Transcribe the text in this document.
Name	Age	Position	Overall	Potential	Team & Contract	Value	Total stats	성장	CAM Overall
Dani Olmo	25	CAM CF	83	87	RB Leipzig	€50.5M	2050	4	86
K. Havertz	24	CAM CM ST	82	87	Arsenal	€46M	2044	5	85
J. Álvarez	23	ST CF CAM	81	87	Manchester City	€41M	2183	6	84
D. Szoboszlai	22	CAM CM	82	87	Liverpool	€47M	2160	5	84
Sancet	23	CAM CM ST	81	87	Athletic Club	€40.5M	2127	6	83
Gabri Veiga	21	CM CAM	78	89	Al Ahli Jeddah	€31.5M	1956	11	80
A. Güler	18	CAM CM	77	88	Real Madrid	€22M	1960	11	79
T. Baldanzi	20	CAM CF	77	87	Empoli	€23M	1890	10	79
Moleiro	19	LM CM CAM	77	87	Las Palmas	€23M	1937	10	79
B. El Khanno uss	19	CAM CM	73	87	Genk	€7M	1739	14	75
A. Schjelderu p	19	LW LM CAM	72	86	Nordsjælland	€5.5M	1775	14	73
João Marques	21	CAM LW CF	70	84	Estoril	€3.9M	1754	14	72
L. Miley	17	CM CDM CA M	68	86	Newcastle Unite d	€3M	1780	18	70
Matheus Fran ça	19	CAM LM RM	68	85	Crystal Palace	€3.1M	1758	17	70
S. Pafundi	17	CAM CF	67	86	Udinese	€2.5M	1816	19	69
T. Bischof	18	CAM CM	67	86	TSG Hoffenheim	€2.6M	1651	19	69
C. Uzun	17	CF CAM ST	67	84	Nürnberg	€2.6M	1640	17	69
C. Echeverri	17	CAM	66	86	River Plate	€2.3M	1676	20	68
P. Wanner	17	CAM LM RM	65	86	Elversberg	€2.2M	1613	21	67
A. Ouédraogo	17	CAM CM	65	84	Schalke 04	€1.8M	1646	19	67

■ WHAT TO DO: Repeat all entries. Match them exactly.

■ RESPONSE:
Transcribe the text in this document.
Name	Age	Position	Overall	Potential	Team & Contract	Value	Total stats	성장	CAM Overall
Dani Olmo	25	CAM CF	83	87	RB Leipzig	€50.5M	2050	4	86
K. Havertz	24	CAM CM ST	82	87	Arsenal	€46M	2044	5	85
J. Álvarez	23	ST CF CAM	81	87	Manchester City	€41M	2183	6	84
D. Szoboszlai	22	CAM CM	82	87	Liverpool	€47M	2160	5	84
Sancet	23	CAM CM ST	81	87	Athletic Club	€40.5M	2127	6	83
Gabri Veiga	21	CM CAM	78	89	Al Ahli Jeddah	€31.5M	1956	11	80
A. Güler	18	CAM CM	77	88	Real Madrid	€22M	1960	11	79
T. Baldanzi	20	CAM CF	77	87	Empoli	€23M	1890	10	79
Moleiro	19	LM CM CAM	77	87	Las Palmas	€23M	1937	10	79
B. El Khanno uss	19	CAM CM	73	87	Genk	€7M	1739	14	75
A. Schjelderu p	19	LW LM CAM	72	86	Nordsjælland	€5.5M	1775	14	73
João Marques	21	CAM LW CF	70	84	Estoril	€3.9M	1754	14	72
L. Miley	17	CM CDM CA M	68	86	Newcastle Unite d	€3M	1780	18	70
Matheus Fran ça	19	CAM LM RM	68	85	Crystal Palace	€3.1M	1758	17	70
S. Pafundi	17	CAM CF	67	86	Udinese	€2.5M	1816	19	69
T. Bischof	18	CAM CM	67	86	TSG Hoffenheim	€2.6M	1651	19	69
C. Uzun	17	CF CAM ST	67	84	Nürnberg	€2.6M	1640	17	69
C. Echeverri	17	CAM	66	86	River Plate	€2.3M	1676	20	68
P. Wanner	17	CAM LM RM	65	86	Elversberg	€2.2M	1613	21	67
A. Ouédraogo	17	CAM CM	65	84	Schalke 04	€1.8M	1646	19	67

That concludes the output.